Check each line of the listing below for the string "jogo", and copy the ones that have it.

═════ Exercise materials

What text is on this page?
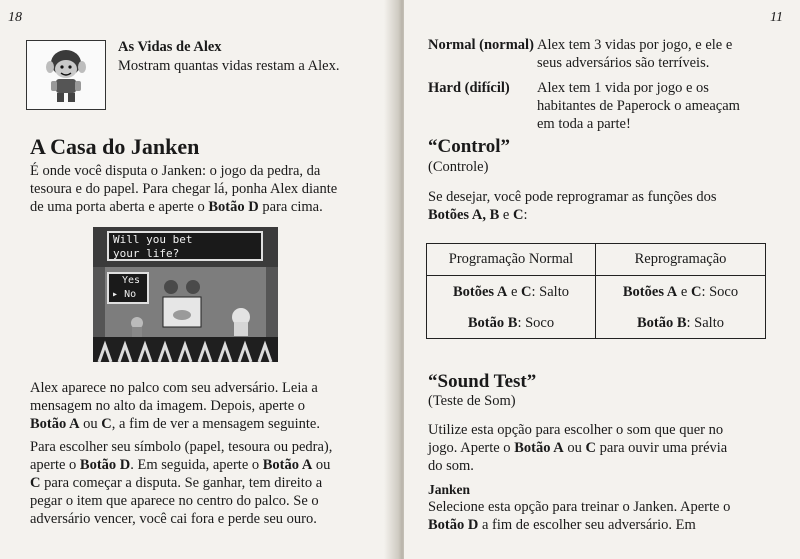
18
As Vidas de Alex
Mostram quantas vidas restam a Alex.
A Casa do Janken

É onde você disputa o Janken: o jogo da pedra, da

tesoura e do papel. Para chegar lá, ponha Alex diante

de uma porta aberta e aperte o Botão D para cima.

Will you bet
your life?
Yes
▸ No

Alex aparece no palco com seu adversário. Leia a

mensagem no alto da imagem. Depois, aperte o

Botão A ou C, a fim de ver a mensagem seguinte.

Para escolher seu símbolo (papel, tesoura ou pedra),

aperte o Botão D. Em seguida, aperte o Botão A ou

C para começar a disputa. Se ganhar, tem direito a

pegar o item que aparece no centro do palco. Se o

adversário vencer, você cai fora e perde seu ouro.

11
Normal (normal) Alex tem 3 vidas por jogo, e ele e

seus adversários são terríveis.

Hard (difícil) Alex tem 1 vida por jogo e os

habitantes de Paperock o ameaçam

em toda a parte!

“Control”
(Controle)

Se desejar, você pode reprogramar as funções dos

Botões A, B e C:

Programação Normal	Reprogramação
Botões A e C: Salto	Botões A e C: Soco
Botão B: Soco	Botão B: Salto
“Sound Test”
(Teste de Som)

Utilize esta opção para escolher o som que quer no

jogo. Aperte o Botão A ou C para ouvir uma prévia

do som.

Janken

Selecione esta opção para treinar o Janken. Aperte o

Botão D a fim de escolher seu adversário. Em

══════════
═════ Exercise materials

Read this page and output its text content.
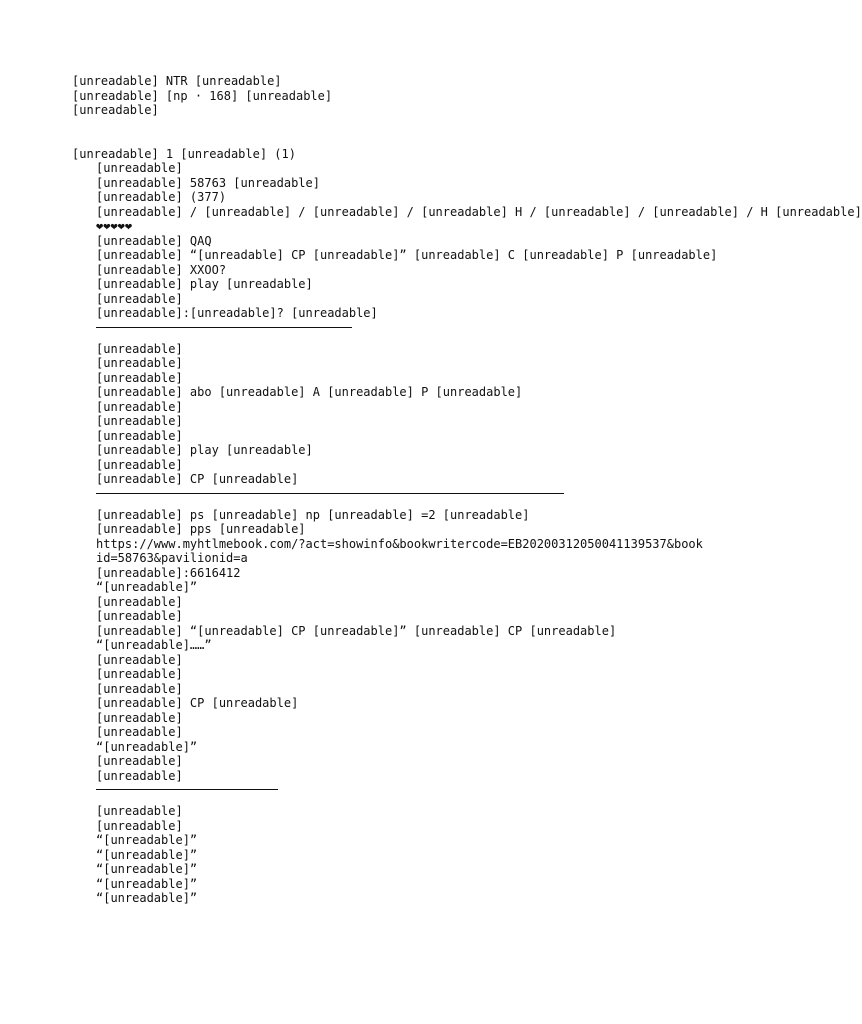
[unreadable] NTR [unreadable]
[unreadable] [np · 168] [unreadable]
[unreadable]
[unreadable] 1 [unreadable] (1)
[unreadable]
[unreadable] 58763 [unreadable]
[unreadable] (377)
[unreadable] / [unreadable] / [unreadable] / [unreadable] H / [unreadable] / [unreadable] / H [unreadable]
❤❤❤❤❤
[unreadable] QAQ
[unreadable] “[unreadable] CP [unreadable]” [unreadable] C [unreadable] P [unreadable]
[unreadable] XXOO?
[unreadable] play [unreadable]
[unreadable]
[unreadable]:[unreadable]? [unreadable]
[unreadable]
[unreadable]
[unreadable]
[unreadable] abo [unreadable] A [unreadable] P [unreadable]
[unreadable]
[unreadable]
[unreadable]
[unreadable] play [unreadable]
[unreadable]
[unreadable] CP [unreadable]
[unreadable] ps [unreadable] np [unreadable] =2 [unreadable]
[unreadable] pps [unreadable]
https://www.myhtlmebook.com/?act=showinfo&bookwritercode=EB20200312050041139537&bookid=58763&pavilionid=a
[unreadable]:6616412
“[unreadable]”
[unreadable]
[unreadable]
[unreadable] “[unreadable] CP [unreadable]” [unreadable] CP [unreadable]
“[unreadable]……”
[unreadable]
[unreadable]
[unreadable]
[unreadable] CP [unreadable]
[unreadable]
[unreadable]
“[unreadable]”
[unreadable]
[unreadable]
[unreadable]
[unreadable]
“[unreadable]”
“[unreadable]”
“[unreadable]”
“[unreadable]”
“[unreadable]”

══════════

→ Task answer:
É onde você disputa o Janken: o jogo da pedra, da
Normal (normal) Alex tem 3 vidas por jogo, e ele e
Hard (difícil) Alex tem 1 vida por jogo e os
jogo. Aperte o Botão A ou C para ouvir uma prévia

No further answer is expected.